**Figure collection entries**
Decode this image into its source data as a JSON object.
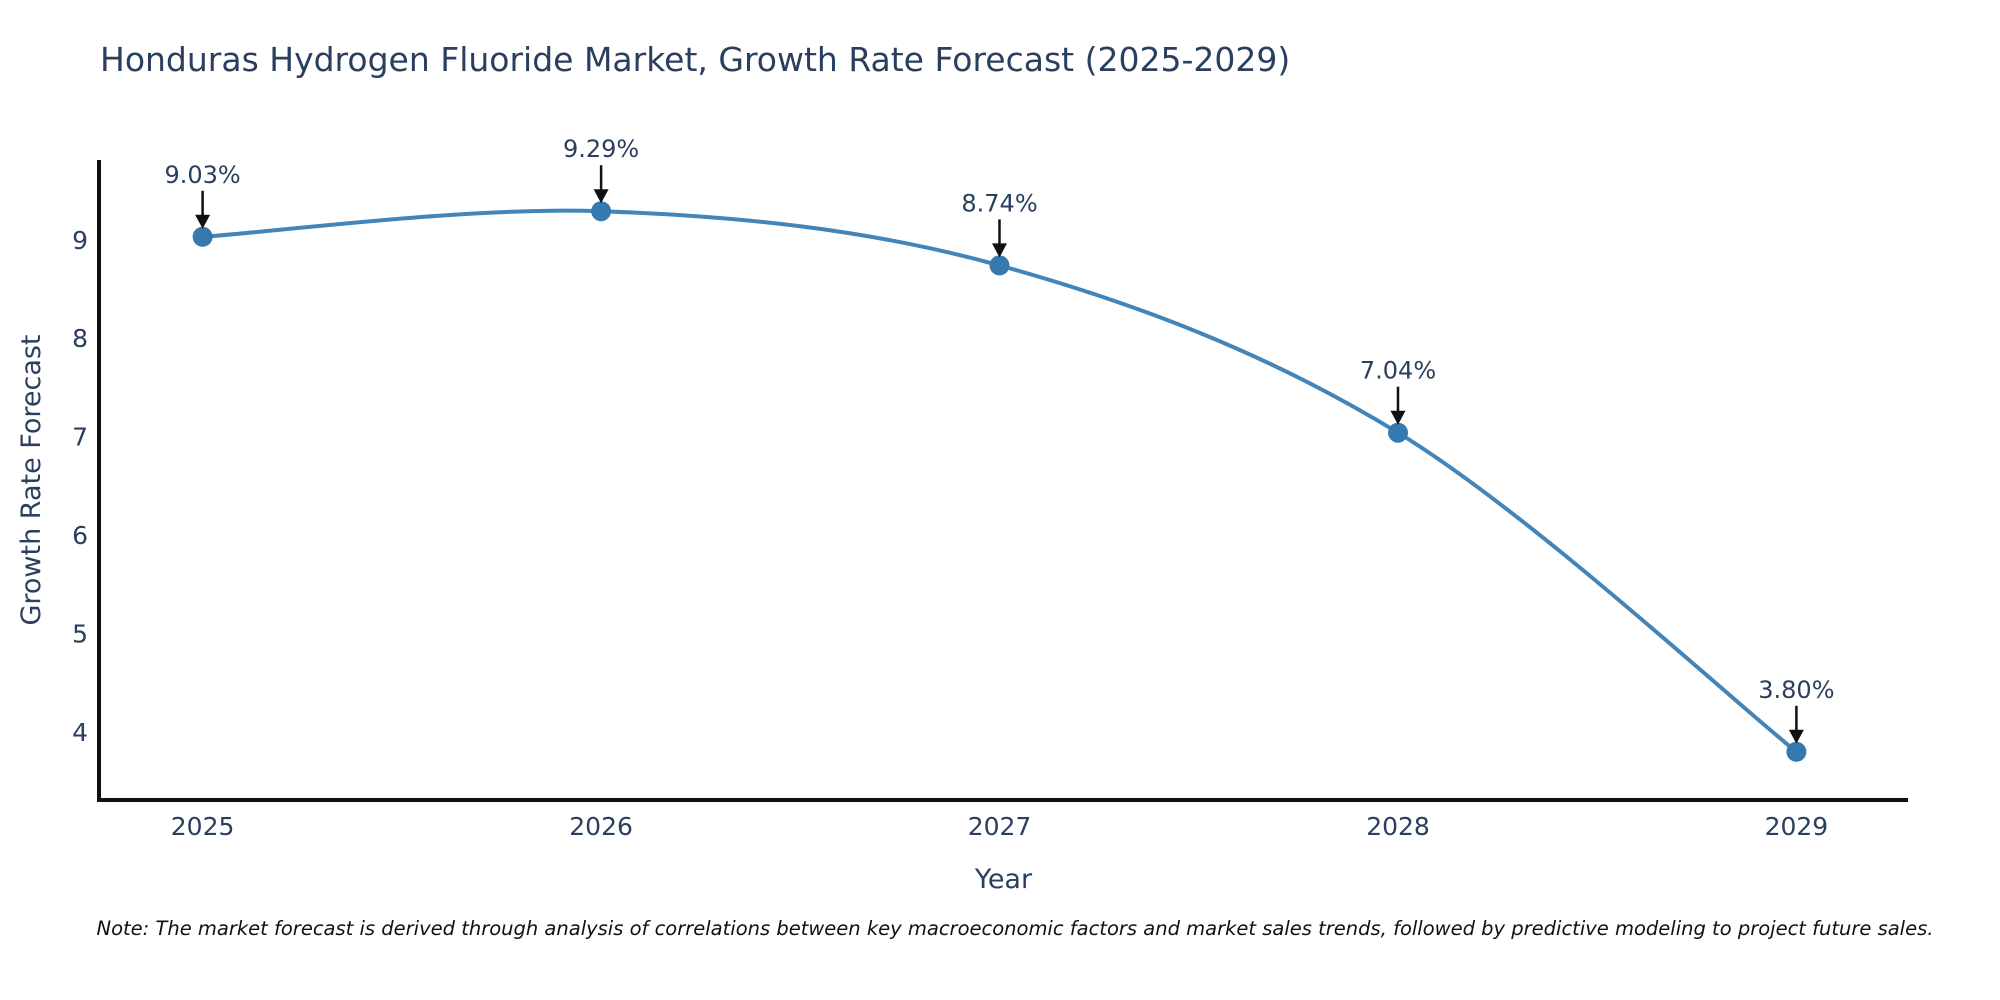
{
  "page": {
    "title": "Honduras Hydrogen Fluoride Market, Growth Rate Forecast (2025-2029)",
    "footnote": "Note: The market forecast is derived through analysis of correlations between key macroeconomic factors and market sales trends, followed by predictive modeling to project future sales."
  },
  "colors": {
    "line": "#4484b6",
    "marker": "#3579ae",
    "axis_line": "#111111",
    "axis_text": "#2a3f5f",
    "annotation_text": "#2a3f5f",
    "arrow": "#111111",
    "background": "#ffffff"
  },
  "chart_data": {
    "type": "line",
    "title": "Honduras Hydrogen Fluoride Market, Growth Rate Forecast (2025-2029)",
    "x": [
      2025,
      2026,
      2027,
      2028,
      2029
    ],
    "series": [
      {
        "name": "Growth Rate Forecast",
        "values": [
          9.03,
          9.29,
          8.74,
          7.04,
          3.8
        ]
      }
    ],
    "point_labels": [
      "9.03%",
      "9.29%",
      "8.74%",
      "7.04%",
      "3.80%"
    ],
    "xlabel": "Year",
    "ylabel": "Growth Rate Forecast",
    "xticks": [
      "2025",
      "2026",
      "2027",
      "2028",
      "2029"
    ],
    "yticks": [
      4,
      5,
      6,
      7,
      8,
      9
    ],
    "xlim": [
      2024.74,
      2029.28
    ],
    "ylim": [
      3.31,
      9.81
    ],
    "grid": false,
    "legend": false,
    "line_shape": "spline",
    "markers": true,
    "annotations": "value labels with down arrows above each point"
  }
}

**Exercise aim**
Copy each line in full and exactly, omitting any picture.

**Result**
Decode this image into its source data as a JSON object.
{
  "page": {
    "title": "Honduras Hydrogen Fluoride Market, Growth Rate Forecast (2025-2029)",
    "footnote": "Note: The market forecast is derived through analysis of correlations between key macroeconomic factors and market sales trends, followed by predictive modeling to project future sales."
  },
  "colors": {
    "line": "#4484b6",
    "marker": "#3579ae",
    "axis_line": "#111111",
    "axis_text": "#2a3f5f",
    "annotation_text": "#2a3f5f",
    "arrow": "#111111",
    "background": "#ffffff"
  },
  "chart_data": {
    "type": "line",
    "title": "Honduras Hydrogen Fluoride Market, Growth Rate Forecast (2025-2029)",
    "x": [
      2025,
      2026,
      2027,
      2028,
      2029
    ],
    "series": [
      {
        "name": "Growth Rate Forecast",
        "values": [
          9.03,
          9.29,
          8.74,
          7.04,
          3.8
        ]
      }
    ],
    "point_labels": [
      "9.03%",
      "9.29%",
      "8.74%",
      "7.04%",
      "3.80%"
    ],
    "xlabel": "Year",
    "ylabel": "Growth Rate Forecast",
    "xticks": [
      "2025",
      "2026",
      "2027",
      "2028",
      "2029"
    ],
    "yticks": [
      4,
      5,
      6,
      7,
      8,
      9
    ],
    "xlim": [
      2024.74,
      2029.28
    ],
    "ylim": [
      3.31,
      9.81
    ],
    "grid": false,
    "legend": false,
    "line_shape": "spline",
    "markers": true,
    "annotations": "value labels with down arrows above each point"
  }
}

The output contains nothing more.